WRITTEN EXERCISE – Copy every line of the data that includes the string "ingesteld".
─── DATA LINES ───
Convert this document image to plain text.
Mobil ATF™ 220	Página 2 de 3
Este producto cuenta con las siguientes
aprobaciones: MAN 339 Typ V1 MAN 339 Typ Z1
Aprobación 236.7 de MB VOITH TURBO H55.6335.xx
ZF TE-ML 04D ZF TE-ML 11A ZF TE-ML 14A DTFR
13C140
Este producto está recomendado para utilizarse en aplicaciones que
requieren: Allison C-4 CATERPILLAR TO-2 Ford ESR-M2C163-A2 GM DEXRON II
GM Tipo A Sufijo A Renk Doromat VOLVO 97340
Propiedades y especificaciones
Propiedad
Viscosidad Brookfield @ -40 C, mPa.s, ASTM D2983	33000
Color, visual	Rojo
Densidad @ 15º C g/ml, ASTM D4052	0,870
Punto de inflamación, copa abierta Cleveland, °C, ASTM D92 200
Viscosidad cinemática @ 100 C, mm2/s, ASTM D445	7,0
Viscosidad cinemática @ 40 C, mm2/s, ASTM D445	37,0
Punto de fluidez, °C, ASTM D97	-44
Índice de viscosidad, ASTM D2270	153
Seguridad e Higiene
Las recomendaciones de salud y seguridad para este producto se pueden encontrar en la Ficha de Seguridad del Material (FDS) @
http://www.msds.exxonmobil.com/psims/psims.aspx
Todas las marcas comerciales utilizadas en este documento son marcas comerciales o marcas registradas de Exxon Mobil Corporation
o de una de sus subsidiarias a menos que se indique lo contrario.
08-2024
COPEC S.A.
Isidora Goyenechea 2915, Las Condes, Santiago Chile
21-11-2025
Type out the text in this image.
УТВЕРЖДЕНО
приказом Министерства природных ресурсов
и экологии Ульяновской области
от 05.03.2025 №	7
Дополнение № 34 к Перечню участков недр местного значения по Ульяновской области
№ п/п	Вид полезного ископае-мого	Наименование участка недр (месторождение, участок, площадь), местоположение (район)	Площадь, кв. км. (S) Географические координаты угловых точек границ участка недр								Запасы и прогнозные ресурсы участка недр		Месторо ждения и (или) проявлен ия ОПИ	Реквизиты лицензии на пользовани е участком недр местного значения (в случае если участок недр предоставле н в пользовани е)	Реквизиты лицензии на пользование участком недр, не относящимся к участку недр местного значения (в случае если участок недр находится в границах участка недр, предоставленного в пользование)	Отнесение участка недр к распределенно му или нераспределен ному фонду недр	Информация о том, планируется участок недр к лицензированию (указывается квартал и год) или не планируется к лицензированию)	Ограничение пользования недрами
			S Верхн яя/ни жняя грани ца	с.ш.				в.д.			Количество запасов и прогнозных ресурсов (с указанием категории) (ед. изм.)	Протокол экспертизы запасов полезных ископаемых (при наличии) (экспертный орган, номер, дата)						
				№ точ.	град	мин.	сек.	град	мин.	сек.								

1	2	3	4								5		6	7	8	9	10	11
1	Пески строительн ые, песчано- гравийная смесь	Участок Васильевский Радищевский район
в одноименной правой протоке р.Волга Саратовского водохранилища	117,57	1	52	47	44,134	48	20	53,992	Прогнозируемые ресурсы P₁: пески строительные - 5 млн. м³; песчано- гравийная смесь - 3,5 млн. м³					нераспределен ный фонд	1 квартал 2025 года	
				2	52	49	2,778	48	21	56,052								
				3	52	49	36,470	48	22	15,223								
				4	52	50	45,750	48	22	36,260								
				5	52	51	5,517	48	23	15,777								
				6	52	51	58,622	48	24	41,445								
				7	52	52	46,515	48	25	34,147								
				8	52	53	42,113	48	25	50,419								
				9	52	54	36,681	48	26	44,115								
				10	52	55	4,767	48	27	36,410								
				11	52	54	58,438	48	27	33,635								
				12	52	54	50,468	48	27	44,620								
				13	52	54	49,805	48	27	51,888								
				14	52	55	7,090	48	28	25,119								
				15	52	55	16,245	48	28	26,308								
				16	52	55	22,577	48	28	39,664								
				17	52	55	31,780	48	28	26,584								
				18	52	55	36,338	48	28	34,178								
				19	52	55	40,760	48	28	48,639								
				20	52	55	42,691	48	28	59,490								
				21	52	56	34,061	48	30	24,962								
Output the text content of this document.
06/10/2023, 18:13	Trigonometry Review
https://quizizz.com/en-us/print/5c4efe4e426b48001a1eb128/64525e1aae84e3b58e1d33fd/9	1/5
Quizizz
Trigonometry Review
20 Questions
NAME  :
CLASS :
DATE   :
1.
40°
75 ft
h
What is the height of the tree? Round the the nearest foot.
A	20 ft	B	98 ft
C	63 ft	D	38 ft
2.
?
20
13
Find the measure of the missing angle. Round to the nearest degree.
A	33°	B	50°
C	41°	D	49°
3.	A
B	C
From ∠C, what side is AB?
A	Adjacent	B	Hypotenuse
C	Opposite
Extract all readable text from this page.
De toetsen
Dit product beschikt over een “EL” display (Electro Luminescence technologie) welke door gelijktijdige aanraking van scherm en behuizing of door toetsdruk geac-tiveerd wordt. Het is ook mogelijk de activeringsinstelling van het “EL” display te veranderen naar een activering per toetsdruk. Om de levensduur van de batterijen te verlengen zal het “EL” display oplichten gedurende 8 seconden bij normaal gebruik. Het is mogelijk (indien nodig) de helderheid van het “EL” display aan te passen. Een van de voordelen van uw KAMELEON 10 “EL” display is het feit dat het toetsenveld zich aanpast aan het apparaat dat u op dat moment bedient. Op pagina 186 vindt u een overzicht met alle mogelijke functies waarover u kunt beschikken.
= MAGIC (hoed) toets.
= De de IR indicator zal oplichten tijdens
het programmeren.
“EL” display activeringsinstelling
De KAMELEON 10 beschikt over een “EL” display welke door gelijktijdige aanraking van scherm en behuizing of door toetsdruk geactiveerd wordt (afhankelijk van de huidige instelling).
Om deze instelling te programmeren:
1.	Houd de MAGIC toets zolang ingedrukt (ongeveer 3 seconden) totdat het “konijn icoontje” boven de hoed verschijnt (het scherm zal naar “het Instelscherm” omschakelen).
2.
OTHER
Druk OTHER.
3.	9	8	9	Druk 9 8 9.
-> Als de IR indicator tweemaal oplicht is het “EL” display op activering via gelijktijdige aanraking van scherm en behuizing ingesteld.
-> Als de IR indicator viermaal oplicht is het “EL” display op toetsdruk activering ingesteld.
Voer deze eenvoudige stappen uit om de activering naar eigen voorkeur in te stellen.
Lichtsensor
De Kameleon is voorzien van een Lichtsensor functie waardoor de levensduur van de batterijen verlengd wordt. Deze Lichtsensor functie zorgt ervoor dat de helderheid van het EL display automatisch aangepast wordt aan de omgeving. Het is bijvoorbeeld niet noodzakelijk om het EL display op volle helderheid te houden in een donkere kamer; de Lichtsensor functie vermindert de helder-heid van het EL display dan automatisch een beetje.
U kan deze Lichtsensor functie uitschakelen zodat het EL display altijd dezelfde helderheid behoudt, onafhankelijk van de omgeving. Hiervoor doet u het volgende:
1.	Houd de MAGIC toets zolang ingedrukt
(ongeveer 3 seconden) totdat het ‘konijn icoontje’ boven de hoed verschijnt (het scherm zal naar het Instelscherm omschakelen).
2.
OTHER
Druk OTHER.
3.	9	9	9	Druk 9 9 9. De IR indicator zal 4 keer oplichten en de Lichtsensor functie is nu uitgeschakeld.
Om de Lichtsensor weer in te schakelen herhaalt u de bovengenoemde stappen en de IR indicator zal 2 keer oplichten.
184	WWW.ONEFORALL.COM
───
THE RESPONSE –
-> Als de IR indicator tweemaal oplicht is het “EL” display op activering via gelijktijdige aanraking van scherm en behuizing ingesteld.
-> Als de IR indicator viermaal oplicht is het “EL” display op toetsdruk activering ingesteld.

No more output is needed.